▶ _What needs to be done_: How many lines hold the string "Tarkasta"? Reply with the number alone.

▶ _Listed records_:
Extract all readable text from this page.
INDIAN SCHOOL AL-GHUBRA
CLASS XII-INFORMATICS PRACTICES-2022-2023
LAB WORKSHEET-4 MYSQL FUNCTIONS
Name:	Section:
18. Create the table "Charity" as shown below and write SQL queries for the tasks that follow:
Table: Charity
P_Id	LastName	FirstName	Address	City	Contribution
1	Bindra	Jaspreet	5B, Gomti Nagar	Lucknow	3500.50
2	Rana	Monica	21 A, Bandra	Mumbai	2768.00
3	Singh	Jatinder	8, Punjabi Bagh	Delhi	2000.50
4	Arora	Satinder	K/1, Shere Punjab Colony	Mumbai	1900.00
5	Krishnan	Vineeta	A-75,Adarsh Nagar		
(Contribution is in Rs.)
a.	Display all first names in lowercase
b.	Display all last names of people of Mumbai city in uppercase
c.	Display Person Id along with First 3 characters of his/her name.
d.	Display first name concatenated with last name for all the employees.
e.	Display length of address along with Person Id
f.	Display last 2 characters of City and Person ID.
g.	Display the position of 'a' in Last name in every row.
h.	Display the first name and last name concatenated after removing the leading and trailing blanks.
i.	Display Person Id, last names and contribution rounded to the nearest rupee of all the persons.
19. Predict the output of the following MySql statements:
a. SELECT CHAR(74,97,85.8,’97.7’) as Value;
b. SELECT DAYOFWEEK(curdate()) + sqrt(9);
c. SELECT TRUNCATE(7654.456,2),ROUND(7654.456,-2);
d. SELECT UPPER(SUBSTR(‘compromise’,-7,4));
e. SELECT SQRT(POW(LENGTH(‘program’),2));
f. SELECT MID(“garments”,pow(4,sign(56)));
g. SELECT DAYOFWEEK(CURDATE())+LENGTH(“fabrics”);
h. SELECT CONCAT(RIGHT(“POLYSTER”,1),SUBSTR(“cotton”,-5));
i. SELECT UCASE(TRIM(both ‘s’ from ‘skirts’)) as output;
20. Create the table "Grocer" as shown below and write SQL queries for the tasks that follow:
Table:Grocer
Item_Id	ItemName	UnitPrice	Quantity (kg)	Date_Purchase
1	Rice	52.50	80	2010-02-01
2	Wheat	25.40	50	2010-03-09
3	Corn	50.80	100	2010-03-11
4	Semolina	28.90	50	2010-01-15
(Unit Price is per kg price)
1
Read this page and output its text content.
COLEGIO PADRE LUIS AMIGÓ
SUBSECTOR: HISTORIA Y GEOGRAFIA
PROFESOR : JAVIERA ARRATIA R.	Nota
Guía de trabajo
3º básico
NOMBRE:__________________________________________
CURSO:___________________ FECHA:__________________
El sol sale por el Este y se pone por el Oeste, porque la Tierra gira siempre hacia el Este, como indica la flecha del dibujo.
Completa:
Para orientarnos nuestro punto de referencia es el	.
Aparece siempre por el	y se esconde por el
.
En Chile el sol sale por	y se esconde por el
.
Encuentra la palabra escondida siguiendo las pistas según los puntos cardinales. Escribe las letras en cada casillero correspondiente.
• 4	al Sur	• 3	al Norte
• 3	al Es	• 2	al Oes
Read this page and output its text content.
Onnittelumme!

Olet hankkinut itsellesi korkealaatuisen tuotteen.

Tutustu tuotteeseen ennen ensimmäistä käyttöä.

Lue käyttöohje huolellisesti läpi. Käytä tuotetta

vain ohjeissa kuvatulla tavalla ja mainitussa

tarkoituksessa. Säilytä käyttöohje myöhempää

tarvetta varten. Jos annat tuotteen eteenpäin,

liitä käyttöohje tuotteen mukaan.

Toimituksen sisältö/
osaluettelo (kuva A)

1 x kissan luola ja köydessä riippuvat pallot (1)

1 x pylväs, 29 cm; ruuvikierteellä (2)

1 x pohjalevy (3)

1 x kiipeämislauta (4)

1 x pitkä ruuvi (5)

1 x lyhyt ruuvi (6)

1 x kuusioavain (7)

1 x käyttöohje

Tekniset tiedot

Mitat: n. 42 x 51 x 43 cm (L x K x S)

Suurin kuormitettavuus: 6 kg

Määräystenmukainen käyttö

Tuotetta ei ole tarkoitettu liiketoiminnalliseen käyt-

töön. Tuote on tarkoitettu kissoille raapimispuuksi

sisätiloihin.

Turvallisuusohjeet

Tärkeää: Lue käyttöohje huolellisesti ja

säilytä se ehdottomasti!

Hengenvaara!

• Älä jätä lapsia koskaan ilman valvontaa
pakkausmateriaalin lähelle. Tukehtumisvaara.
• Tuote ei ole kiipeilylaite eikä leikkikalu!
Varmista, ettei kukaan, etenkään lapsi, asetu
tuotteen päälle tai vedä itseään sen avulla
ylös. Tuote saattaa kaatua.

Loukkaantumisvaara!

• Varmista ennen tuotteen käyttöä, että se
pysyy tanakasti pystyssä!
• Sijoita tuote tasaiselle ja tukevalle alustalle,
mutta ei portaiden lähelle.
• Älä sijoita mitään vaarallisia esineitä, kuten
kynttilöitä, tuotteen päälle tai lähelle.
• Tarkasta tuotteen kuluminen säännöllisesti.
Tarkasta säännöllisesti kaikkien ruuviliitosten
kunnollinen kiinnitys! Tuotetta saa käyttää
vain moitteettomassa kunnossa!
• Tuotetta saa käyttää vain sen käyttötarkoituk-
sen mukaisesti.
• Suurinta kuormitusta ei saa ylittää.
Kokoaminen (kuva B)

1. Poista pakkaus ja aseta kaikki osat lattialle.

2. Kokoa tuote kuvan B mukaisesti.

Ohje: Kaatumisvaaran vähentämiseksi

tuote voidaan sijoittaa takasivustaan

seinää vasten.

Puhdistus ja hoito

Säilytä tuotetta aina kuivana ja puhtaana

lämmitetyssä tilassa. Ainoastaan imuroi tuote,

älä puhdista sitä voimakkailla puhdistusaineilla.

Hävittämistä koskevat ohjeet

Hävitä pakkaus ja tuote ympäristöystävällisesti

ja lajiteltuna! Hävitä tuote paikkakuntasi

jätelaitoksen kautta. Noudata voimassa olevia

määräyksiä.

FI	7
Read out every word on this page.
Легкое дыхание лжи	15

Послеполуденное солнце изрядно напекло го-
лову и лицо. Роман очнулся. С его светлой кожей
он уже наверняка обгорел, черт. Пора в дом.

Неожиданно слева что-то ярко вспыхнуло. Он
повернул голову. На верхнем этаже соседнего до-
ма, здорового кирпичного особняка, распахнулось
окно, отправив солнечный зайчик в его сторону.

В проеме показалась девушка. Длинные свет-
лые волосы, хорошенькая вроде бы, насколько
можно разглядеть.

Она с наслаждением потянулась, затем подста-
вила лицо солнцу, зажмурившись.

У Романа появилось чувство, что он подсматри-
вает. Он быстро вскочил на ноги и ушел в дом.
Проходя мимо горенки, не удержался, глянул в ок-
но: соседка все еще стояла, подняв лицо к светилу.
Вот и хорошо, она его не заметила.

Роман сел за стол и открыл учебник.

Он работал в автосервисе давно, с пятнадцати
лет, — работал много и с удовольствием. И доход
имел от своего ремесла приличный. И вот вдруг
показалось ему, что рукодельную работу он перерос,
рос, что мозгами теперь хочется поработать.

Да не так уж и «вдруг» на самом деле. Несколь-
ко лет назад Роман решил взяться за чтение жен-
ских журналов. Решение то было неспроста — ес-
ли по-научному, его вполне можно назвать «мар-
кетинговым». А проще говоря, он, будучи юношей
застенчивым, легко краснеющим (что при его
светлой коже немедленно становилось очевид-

▶ _Solution to this exercise_: 2